Objective: Which lines below hold the word "voltage"? Report each one.

Records provided:
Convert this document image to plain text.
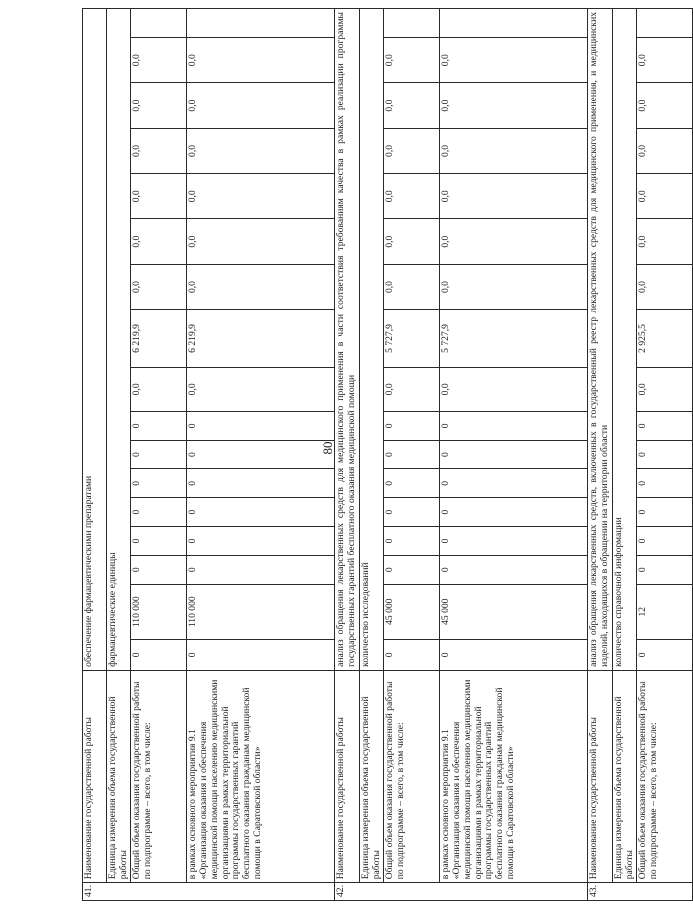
80
41.	Наименование государственной работы	обеспечение фармацевтическими препаратами																
	Единица измерения объема государственной работы	фармацевтические единицы																
	Общий объем оказания государственной работы по подпрограмме – всего, в том числе:	0	110 000	0	0	0	0	0	0	0,0	6 219,9	0,0	0,0	0,0	0,0	0,0	0,0	
	в рамках основного мероприятия 9.1 «Организация оказания и обеспечения медицинской помощи населению медицинскими организациями в рамках территориальной программы государственных гарантий бесплатного оказания гражданам медицинской помощи в Саратовской области»	0	110 000	0	0	0	0	0	0	0,0	6 219,9	0,0	0,0	0,0	0,0	0,0	0,0	
42.	Наименование государственной работы	анализ обращения лекарственных средств для медицинского применения в части соответствия требованиям качества в рамках реализации программы государственных гарантий бесплатного оказания медицинской помощи																
	Единица измерения объема государственной работы	количество исследований																
	Общий объем оказания государственной работы по подпрограмме – всего, в том числе:	0	45 000	0	0	0	0	0	0	0,0	5 727,9	0,0	0,0	0,0	0,0	0,0	0,0	
	в рамках основного мероприятия 9.1 «Организация оказания и обеспечения медицинской помощи населению медицинскими организациями в рамках территориальной программы государственных гарантий бесплатного оказания гражданам медицинской помощи в Саратовской области»	0	45 000	0	0	0	0	0	0	0,0	5 727,9	0,0	0,0	0,0	0,0	0,0	0,0	
43.	Наименование государственной работы	анализ обращения лекарственных средств, включенных в государственный реестр лекарственных средств для медицинского применения, и медицинских изделий, находящихся в обращении на территории области																
	Единица измерения объема государственной работы	количество справочной информации																
	Общий объем оказания государственной работы по подпрограмме – всего, в том числе:	0	12	0	0	0	0	0	0	0,0	2 925,5	0,0	0,0	0,0	0,0	0,0	0,0	
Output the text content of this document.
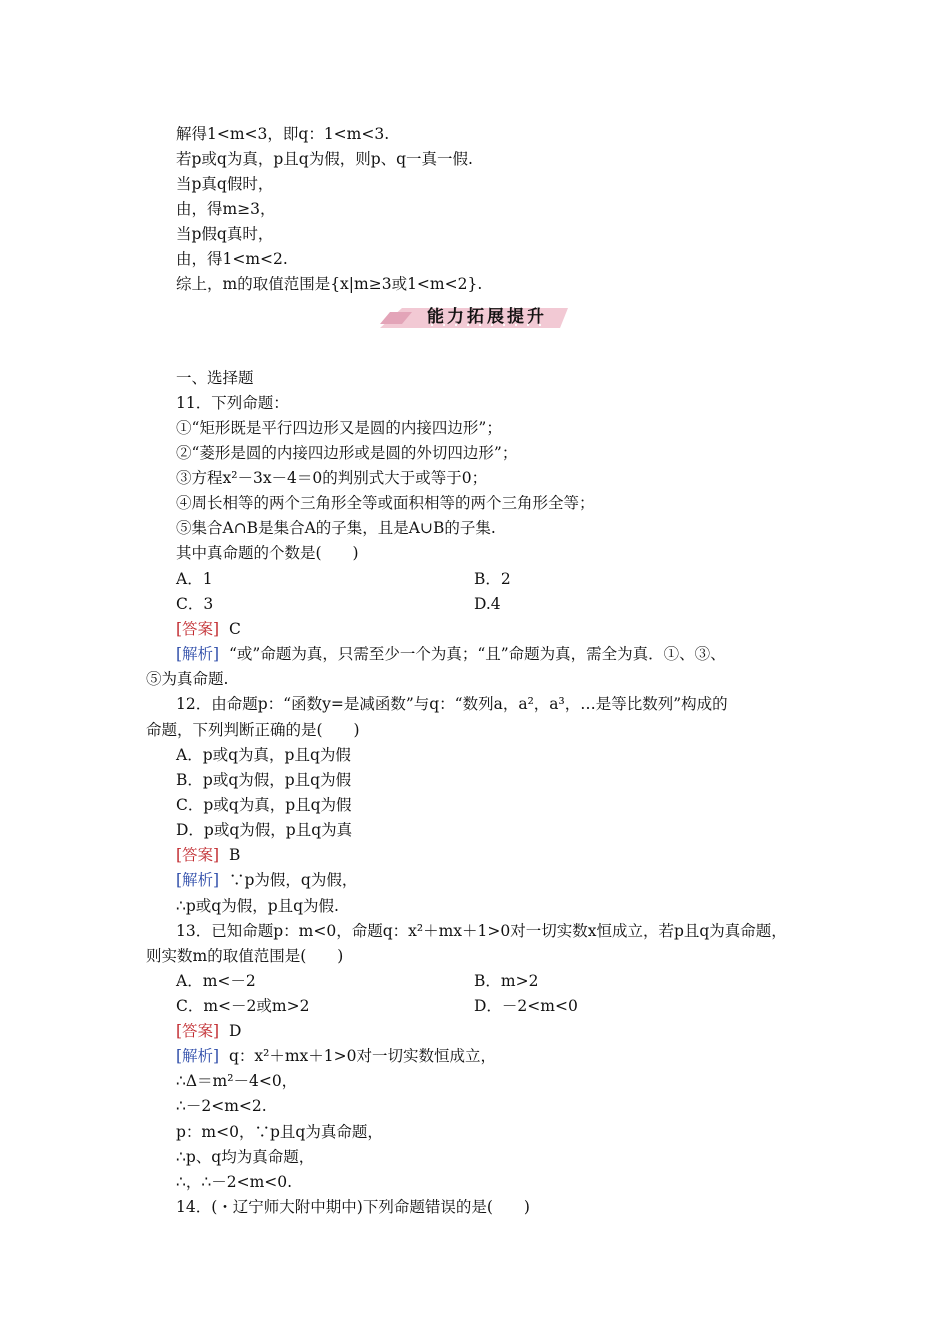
解得1<m<3，即q：1<m<3.
若p或q为真，p且q为假，则p、q一真一假.
当p真q假时，
由，得m≥3，
当p假q真时，
由，得1<m<2.
综上，m的取值范围是{x|m≥3或1<m<2}.
能力拓展提升
一、选择题
11．下列命题：
①“矩形既是平行四边形又是圆的内接四边形”；
②“菱形是圆的内接四边形或是圆的外切四边形”；
③方程x²－3x－4＝0的判别式大于或等于0；
④周长相等的两个三角形全等或面积相等的两个三角形全等；
⑤集合A∩B是集合A的子集，且是A∪B的子集.
其中真命题的个数是(　　)
A．1	B．2
C．3	D.4
[答案] C
[解析] “或”命题为真，只需至少一个为真；“且”命题为真，需全为真．①、③、
⑤为真命题.
12．由命题p：“函数y=是减函数”与q：“数列a，a²，a³，…是等比数列”构成的
命题，下列判断正确的是(　　)
A．p或q为真，p且q为假
B．p或q为假，p且q为假
C．p或q为真，p且q为假
D．p或q为假，p且q为真
[答案] B
[解析] ∵p为假，q为假，
∴p或q为假，p且q为假.
13．已知命题p：m<0，命题q：x²＋mx＋1>0对一切实数x恒成立，若p且q为真命题，
则实数m的取值范围是(　　)
A．m<－2	B．m>2
C．m<－2或m>2	D．－2<m<0
[答案] D
[解析] q：x²＋mx＋1>0对一切实数恒成立，
∴Δ＝m²－4<0，
∴－2<m<2.
p：m<0，∵p且q为真命题，
∴p、q均为真命题，
∴，∴－2<m<0.
14．(・辽宁师大附中期中)下列命题错误的是(　　)
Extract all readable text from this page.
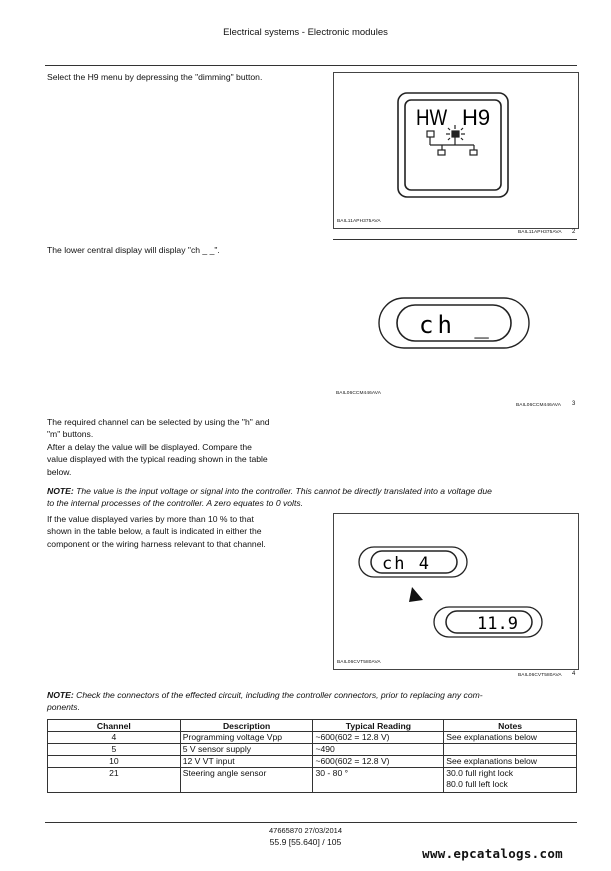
Electrical systems - Electronic modules
Select the H9 menu by depressing the "dimming" button.
HW H9
BAIL11APH375AVA
BAIL11APH375AVA 2
The lower central display will display "ch _ _".
ch _
BAIL06CCM446AVA
BAIL06CCM446AVA 3
The required channel can be selected by using the "h" and
"m" buttons.
After a delay the value will be displayed. Compare the
value displayed with the typical reading shown in the table
below.
NOTE: The value is the input voltage or signal into the controller. This cannot be directly translated into a voltage due
to the internal processes of the controller. A zero equates to 0 volts.
If the value displayed varies by more than 10 % to that
shown in the table below, a fault is indicated in either the
component or the wiring harness relevant to that channel.
ch 4
11.9
BAIL06CVT580AVA
BAIL06CVT580AVA 4
NOTE: Check the connectors of the effected circuit, including the controller connectors, prior to replacing any com-
ponents.
Channel	Description	Typical Reading	Notes
4	Programming voltage Vpp	~600(602 = 12.8 V)	See explanations below
5	5 V sensor supply	~490	
10	12 V VT input	~600(602 = 12.8 V)	See explanations below
21	Steering angle sensor	30 - 80 °	30.0 full right lock
80.0 full left lock
47665870 27/03/2014
55.9 [55.640] / 105
www.epcatalogs.com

Task response:
NOTE: The value is the input voltage or signal into the controller. This cannot be directly translated into a voltage due
4	Programming voltage Vpp	~600(602 = 12.8 V)	See explanations below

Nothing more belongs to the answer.